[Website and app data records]

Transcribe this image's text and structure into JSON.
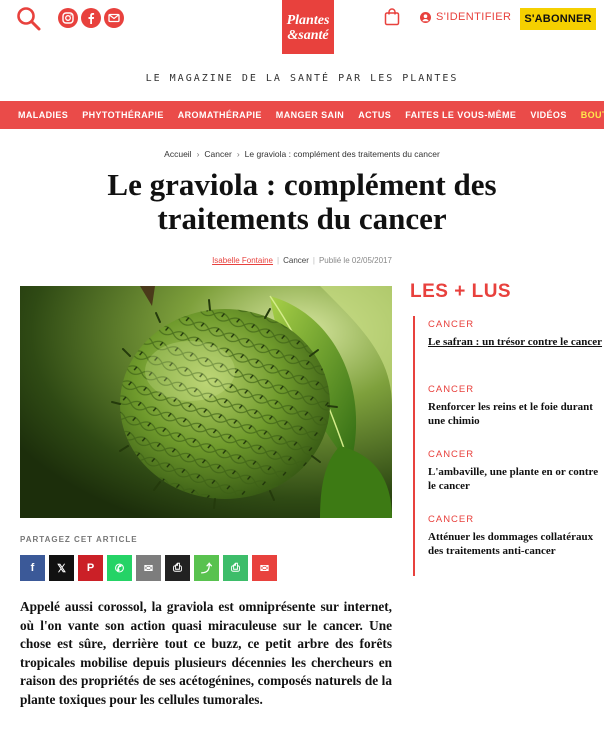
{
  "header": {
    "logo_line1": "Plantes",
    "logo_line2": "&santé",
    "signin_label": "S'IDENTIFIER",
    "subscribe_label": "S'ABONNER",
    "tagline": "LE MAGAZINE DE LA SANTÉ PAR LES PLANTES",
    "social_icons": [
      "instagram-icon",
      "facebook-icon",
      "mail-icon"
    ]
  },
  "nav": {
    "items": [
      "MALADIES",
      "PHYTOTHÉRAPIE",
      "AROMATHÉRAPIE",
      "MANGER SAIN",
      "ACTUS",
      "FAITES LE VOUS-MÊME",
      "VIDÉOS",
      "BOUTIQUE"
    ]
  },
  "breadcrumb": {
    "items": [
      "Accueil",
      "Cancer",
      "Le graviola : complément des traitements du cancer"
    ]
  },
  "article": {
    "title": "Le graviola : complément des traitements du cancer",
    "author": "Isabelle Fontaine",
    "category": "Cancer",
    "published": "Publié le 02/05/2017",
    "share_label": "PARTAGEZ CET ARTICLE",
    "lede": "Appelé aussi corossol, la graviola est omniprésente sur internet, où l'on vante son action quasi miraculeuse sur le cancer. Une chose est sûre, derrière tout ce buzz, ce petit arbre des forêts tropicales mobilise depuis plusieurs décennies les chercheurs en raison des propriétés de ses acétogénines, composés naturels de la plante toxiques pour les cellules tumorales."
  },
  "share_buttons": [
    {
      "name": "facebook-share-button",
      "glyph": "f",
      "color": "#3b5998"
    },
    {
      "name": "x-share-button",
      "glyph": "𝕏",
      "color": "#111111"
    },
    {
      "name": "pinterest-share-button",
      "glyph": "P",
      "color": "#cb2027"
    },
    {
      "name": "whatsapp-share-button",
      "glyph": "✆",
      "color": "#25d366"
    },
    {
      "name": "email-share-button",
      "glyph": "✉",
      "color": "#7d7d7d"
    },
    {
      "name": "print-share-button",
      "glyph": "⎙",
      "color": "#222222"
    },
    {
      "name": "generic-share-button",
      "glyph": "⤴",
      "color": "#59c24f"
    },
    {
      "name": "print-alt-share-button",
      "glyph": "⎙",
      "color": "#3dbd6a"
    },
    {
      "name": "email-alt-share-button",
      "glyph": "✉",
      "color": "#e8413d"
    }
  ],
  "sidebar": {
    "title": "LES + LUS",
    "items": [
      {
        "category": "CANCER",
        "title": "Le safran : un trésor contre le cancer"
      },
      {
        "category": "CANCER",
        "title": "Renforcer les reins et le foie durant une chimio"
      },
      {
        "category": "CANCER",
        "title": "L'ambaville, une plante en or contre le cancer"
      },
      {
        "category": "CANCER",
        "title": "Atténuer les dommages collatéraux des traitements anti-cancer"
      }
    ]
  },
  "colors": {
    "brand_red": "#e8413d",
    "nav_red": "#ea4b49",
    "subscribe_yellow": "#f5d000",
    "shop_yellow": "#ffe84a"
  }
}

...

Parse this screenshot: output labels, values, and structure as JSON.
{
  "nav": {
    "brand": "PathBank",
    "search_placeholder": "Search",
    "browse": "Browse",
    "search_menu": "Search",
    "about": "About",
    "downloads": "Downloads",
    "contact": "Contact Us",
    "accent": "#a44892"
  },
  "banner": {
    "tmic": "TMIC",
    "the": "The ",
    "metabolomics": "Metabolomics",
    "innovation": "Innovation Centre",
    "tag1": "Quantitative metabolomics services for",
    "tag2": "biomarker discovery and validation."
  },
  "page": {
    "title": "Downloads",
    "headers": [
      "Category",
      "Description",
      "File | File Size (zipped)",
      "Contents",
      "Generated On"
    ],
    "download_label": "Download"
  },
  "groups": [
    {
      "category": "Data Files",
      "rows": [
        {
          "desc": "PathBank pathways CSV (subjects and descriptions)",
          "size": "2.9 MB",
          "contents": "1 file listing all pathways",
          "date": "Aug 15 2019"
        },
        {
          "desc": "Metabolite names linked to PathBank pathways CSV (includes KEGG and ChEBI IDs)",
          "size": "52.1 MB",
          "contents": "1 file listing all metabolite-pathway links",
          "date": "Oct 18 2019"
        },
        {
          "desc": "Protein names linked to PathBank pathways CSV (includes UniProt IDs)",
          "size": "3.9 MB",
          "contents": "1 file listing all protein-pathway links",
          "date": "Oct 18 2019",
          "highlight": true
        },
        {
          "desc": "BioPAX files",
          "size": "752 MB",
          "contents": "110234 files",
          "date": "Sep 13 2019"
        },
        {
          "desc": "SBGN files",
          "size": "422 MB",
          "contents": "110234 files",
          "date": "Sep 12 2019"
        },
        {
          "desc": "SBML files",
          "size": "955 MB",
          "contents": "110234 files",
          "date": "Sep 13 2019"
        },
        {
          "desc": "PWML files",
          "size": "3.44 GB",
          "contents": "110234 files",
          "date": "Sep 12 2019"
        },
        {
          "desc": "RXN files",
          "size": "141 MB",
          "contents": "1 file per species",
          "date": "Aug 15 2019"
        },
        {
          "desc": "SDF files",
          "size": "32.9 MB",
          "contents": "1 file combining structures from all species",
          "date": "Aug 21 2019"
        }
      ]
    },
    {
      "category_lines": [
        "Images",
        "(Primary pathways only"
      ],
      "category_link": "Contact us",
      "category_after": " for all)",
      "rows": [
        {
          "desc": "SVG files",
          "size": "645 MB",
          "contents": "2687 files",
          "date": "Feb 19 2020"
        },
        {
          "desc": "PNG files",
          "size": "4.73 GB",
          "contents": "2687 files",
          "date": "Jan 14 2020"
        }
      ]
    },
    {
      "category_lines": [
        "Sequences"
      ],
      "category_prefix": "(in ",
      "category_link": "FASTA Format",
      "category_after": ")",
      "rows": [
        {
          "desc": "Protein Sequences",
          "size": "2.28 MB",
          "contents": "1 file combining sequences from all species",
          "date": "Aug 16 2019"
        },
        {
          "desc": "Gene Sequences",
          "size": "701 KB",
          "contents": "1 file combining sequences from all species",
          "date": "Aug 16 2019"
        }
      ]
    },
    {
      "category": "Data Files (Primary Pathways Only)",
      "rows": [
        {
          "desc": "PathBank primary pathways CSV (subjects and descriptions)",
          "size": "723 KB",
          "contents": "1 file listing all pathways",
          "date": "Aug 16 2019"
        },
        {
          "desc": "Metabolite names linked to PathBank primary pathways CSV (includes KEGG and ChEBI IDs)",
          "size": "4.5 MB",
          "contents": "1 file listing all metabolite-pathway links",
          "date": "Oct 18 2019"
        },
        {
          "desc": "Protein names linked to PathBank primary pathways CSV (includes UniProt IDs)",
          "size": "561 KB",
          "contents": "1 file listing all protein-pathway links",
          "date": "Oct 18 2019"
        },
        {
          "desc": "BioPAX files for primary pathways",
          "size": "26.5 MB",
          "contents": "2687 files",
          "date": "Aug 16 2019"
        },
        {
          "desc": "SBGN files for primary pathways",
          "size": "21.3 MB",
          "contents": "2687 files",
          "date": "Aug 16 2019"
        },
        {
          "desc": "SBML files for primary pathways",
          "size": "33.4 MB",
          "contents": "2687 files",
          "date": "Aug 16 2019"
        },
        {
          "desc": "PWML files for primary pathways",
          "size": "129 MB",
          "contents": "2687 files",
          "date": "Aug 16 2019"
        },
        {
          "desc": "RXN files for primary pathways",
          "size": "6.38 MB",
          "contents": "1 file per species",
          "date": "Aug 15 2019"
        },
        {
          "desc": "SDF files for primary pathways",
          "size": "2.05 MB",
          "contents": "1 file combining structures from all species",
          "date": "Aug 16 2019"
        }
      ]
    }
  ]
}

--

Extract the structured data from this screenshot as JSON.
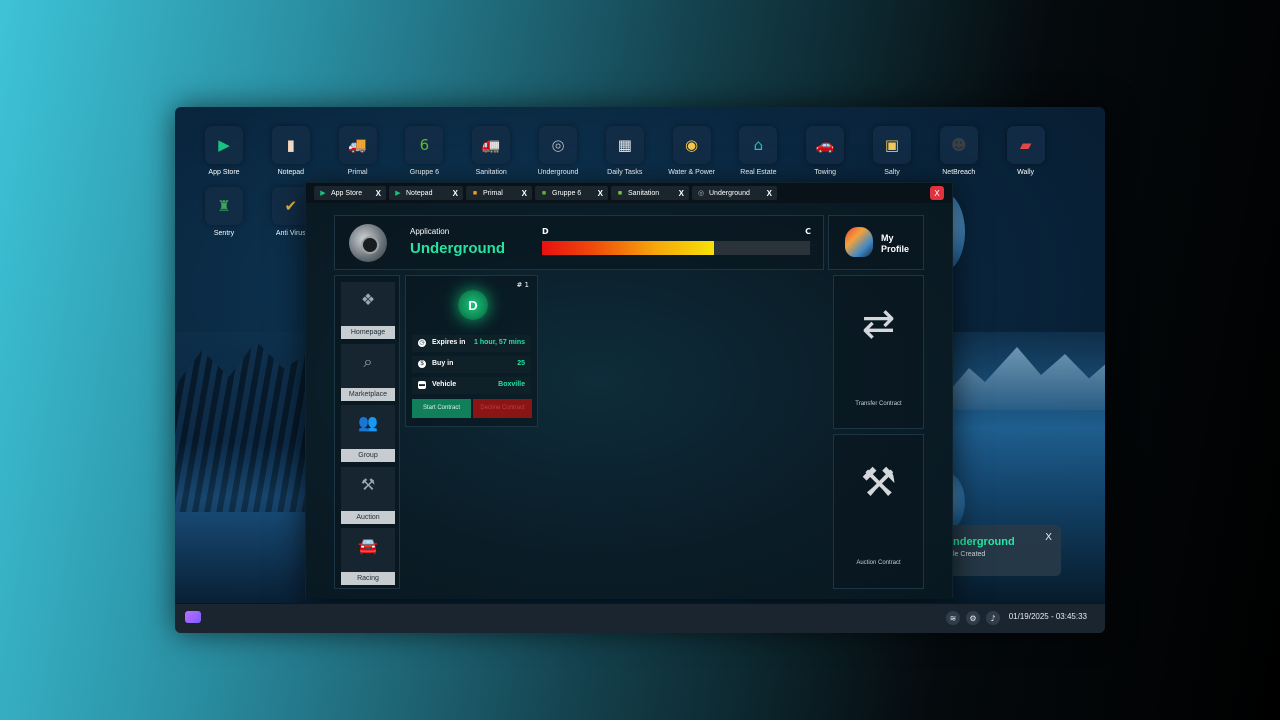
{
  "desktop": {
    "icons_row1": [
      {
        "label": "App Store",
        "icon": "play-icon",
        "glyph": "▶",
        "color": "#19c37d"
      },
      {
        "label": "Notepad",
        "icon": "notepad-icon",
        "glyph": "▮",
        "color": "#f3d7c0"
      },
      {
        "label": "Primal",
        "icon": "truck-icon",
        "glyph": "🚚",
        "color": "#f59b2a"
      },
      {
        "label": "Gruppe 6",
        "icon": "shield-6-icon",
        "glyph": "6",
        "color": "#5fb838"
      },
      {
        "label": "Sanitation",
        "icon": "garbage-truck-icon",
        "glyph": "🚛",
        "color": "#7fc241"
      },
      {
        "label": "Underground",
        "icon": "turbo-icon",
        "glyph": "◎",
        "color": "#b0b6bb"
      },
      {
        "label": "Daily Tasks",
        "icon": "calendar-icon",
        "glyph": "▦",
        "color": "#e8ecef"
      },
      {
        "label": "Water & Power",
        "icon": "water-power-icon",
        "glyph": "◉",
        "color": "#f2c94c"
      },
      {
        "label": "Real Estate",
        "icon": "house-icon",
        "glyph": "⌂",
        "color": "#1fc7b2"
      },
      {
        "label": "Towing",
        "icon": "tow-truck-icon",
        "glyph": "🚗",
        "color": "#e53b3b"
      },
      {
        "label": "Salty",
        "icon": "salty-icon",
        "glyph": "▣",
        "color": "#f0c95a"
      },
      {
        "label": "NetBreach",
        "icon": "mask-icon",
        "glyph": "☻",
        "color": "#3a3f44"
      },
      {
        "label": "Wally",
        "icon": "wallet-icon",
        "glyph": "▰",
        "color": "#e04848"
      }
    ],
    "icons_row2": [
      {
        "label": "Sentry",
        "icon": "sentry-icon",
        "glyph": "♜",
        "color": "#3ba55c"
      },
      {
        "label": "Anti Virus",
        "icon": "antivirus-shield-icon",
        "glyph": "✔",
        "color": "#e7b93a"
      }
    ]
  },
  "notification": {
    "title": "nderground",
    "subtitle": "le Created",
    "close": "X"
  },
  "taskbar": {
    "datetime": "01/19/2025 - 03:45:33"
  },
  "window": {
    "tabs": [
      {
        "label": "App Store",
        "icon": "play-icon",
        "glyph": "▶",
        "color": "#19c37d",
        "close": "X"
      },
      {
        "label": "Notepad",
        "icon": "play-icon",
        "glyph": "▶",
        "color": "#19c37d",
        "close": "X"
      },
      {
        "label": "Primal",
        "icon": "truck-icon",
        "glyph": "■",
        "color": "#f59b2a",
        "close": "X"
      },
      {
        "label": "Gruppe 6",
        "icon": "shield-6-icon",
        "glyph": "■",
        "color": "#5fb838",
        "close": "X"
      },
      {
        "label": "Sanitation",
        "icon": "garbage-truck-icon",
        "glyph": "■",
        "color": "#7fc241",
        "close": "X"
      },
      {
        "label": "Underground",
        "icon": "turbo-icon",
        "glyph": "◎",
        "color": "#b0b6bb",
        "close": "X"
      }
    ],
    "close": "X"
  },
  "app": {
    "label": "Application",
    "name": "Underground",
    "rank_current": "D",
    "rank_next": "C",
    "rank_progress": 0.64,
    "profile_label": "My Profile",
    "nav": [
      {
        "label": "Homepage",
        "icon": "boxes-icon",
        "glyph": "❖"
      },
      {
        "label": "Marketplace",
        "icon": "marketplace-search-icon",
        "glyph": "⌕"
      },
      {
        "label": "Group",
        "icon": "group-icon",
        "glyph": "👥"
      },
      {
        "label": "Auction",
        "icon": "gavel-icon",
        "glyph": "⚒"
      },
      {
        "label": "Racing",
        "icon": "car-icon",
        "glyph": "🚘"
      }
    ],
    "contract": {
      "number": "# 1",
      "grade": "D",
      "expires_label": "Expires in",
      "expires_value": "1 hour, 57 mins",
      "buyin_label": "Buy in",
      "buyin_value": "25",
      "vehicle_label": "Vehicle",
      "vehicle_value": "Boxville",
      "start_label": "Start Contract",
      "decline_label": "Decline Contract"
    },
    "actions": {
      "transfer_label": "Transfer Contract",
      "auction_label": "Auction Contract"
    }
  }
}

▶ _Task item_:
Show me all lines in the records that contain "linked".

▶ _Written answer_:
          "desc": "Metabolite names linked to PathBank pathways CSV (includes KEGG and ChEBI IDs)",
          "desc": "Protein names linked to PathBank pathways CSV (includes UniProt IDs)",
          "desc": "Metabolite names linked to PathBank primary pathways CSV (includes KEGG and ChEBI IDs)",
          "desc": "Protein names linked to PathBank primary pathways CSV (includes UniProt IDs)",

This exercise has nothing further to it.